— BEGIN —

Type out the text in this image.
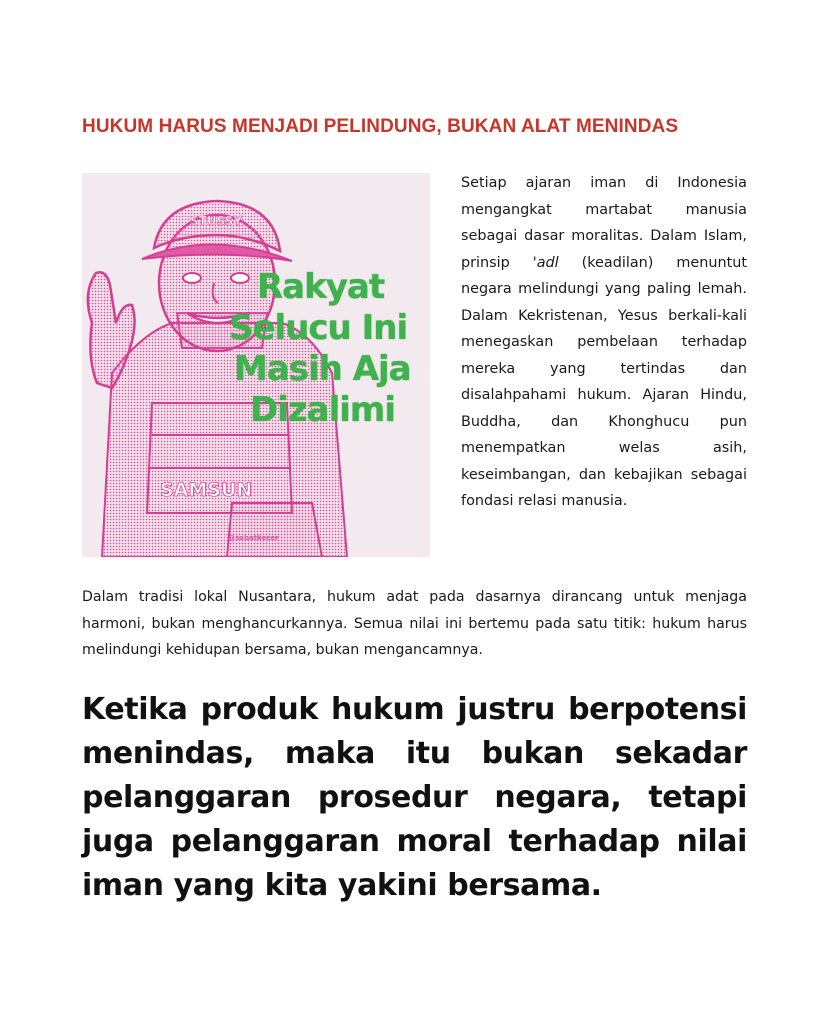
HUKUM HARUS MENJADI PELINDUNG, BUKAN ALAT MENINDAS
STUSSY
SAMSUN
Rakyat
Selucu Ini
Masih Aja
Dizalimi
@sobatkecer

Setiap ajaran iman di Indonesia mengangkat martabat manusia sebagai dasar moralitas. Dalam Islam, prinsip 'adl (keadilan) menuntut negara melindungi yang paling lemah. Dalam Kekristenan, Yesus berkali-kali menegaskan pembelaan terhadap mereka yang tertindas dan disalahpahami hukum. Ajaran Hindu, Buddha, dan Khonghucu pun menempatkan welas asih, keseimbangan, dan kebajikan sebagai fondasi relasi manusia.

Dalam tradisi lokal Nusantara, hukum adat pada dasarnya dirancang untuk menjaga harmoni, bukan menghancurkannya. Semua nilai ini bertemu pada satu titik: hukum harus melindungi kehidupan bersama, bukan mengancamnya.

Ketika produk hukum justru berpotensi menindas, maka itu bukan sekadar pelanggaran prosedur negara, tetapi juga pelanggaran moral terhadap nilai iman yang kita yakini bersama.
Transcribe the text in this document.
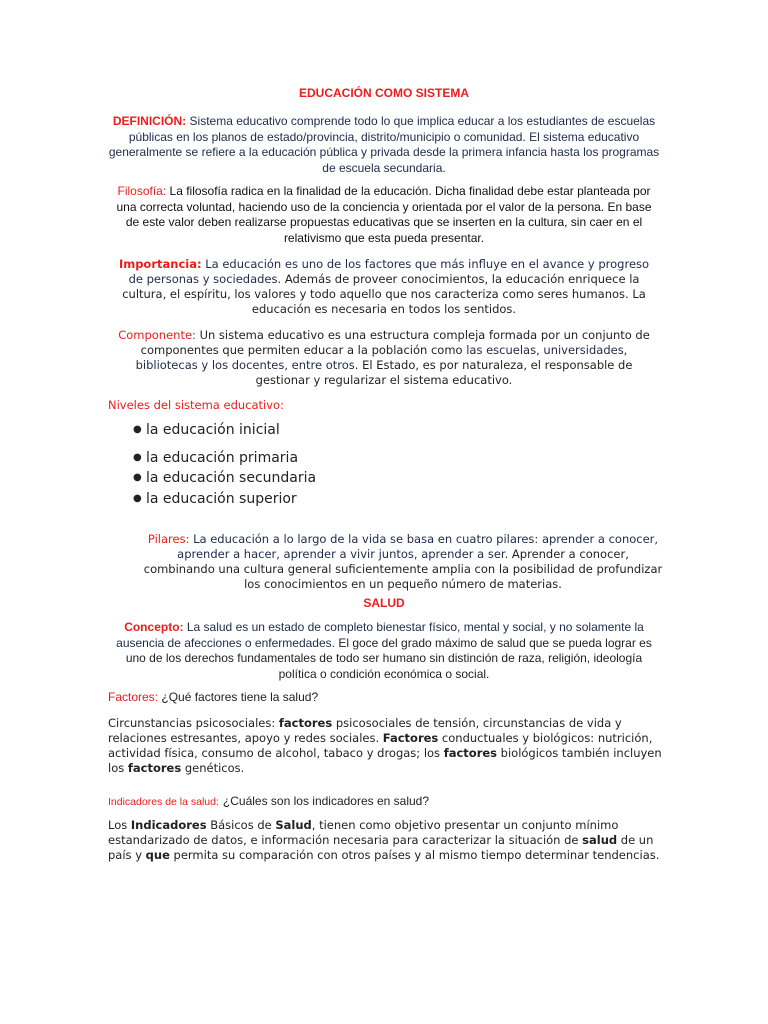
EDUCACIÓN COMO SISTEMA

DEFINICIÓN: Sistema educativo comprende todo lo que implica educar a los estudiantes de escuelas públicas en los planos de estado/provincia, distrito/municipio o comunidad. El sistema educativo generalmente se refiere a la educación pública y privada desde la primera infancia hasta los programas de escuela secundaria.

Filosofía: La filosofía radica en la finalidad de la educación. Dicha finalidad debe estar planteada por una correcta voluntad, haciendo uso de la conciencia y orientada por el valor de la persona. En base de este valor deben realizarse propuestas educativas que se inserten en la cultura, sin caer en el relativismo que esta pueda presentar.

Importancia: La educación es uno de los factores que más influye en el avance y progreso de personas y sociedades. Además de proveer conocimientos, la educación enriquece la cultura, el espíritu, los valores y todo aquello que nos caracteriza como seres humanos. La educación es necesaria en todos los sentidos.

Componente: Un sistema educativo es una estructura compleja formada por un conjunto de componentes que permiten educar a la población como las escuelas, universidades, bibliotecas y los docentes, entre otros. El Estado, es por naturaleza, el responsable de gestionar y regularizar el sistema educativo.

Niveles del sistema educativo:
● la educación inicial
● la educación primaria
● la educación secundaria
● la educación superior

Pilares: La educación a lo largo de la vida se basa en cuatro pilares: aprender a conocer, aprender a hacer, aprender a vivir juntos, aprender a ser. Aprender a conocer, combinando una cultura general suficientemente amplia con la posibilidad de profundizar los conocimientos en un pequeño número de materias.

SALUD

Concepto: La salud es un estado de completo bienestar físico, mental y social, y no solamente la ausencia de afecciones o enfermedades. El goce del grado máximo de salud que se pueda lograr es uno de los derechos fundamentales de todo ser humano sin distinción de raza, religión, ideología política o condición económica o social.

Factores: ¿Qué factores tiene la salud?

Circunstancias psicosociales: factores psicosociales de tensión, circunstancias de vida y relaciones estresantes, apoyo y redes sociales. Factores conductuales y biológicos: nutrición, actividad física, consumo de alcohol, tabaco y drogas; los factores biológicos también incluyen los factores genéticos.

Indicadores de la salud: ¿Cuáles son los indicadores en salud?

Los Indicadores Básicos de Salud, tienen como objetivo presentar un conjunto mínimo estandarizado de datos, e información necesaria para caracterizar la situación de salud de un país y que permita su comparación con otros países y al mismo tiempo determinar tendencias.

— END —

Challenge: Pull out all lines from the listing that contain the string "escuelas".

Answer for the task:
DEFINICIÓN: Sistema educativo comprende todo lo que implica educar a los estudiantes de escuelas públicas en los planos de estado/provincia, distrito/municipio o comunidad. El sistema educativo generalmente se refiere a la educación pública y privada desde la primera infancia hasta los programas de escuela secundaria.
Componente: Un sistema educativo es una estructura compleja formada por un conjunto de componentes que permiten educar a la población como las escuelas, universidades, bibliotecas y los docentes, entre otros. El Estado, es por naturaleza, el responsable de gestionar y regularizar el sistema educativo.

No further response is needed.